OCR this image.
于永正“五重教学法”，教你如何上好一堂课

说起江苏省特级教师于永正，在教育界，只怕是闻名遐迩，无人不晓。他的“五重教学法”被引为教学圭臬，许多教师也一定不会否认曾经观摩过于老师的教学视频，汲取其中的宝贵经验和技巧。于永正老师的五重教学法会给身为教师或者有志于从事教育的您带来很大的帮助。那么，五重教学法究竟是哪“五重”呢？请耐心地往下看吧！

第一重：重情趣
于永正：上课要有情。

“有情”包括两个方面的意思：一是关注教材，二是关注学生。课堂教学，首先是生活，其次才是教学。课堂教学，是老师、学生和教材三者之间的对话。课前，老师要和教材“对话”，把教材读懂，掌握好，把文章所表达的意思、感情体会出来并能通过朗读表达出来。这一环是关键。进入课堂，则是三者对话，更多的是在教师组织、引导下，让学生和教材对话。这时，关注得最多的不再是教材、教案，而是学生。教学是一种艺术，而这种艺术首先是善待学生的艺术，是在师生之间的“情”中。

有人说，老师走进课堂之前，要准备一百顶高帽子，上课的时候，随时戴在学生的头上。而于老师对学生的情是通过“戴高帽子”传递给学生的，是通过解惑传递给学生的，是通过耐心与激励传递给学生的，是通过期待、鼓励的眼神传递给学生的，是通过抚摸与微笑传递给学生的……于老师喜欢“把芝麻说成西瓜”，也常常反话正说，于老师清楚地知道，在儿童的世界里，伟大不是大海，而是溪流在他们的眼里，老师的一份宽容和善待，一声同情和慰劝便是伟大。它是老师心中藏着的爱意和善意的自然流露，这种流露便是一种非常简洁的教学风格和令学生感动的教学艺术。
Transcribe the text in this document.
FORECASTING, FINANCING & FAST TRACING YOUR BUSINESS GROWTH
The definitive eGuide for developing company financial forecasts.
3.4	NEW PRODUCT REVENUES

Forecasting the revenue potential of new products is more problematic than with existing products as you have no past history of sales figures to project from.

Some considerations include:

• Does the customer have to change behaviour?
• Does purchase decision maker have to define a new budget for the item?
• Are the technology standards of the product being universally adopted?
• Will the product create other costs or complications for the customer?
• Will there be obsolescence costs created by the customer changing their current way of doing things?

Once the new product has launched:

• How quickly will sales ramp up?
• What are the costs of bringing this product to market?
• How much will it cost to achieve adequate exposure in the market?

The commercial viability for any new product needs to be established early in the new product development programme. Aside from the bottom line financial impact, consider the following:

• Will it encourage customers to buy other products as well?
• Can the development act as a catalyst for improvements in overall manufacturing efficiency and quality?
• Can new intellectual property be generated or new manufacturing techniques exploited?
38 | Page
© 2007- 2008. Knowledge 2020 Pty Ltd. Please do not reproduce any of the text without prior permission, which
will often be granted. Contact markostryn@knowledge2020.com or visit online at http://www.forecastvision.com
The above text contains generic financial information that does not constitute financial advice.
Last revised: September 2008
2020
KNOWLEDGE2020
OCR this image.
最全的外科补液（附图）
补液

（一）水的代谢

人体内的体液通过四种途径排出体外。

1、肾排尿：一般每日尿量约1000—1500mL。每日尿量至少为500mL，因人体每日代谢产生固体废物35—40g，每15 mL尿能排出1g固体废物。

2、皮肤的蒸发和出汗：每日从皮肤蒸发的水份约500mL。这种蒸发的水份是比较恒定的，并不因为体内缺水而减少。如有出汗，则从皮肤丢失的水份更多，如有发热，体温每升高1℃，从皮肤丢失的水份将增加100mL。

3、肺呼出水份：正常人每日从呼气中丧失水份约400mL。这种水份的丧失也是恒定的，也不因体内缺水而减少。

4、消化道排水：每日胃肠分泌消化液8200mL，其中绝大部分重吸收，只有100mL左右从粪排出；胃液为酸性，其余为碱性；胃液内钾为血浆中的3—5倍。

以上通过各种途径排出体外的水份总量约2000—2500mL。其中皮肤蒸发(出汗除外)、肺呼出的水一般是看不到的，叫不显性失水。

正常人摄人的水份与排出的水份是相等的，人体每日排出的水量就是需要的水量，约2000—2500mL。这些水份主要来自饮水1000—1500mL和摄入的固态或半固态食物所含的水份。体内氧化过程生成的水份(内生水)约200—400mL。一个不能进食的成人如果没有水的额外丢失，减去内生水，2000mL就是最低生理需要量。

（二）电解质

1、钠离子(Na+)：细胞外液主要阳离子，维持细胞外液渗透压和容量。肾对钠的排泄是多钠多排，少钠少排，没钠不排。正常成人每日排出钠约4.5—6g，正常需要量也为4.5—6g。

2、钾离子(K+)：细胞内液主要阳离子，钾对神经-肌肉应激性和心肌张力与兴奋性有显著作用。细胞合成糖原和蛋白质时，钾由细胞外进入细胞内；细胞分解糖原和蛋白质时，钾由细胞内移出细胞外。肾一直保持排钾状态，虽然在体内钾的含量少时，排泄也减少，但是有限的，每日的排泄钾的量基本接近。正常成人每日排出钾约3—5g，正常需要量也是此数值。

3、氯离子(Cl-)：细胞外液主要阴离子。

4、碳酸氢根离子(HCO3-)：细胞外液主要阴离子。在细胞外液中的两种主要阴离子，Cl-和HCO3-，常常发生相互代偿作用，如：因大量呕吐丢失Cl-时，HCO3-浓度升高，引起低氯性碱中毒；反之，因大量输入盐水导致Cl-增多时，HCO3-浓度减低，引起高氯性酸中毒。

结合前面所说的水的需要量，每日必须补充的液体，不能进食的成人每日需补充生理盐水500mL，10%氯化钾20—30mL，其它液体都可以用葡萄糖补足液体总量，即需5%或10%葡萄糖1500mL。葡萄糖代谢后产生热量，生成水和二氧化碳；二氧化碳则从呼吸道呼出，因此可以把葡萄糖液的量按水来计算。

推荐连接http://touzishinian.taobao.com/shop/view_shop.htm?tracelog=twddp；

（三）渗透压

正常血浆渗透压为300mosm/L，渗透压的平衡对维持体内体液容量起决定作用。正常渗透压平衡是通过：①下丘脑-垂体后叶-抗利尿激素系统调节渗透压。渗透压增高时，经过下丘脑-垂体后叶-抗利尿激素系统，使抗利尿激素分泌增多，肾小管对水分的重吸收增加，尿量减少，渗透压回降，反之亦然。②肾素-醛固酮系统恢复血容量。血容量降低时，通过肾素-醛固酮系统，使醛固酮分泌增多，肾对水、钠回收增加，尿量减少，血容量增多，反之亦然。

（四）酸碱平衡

Aim: List each line holding the string "from".

Solution to this task:
Forecasting the revenue potential of new products is more problematic than with existing products as you have no past history of sales figures to project from.
The commercial viability for any new product needs to be established early in the new product development programme. Aside from the bottom line financial impact, consider the following:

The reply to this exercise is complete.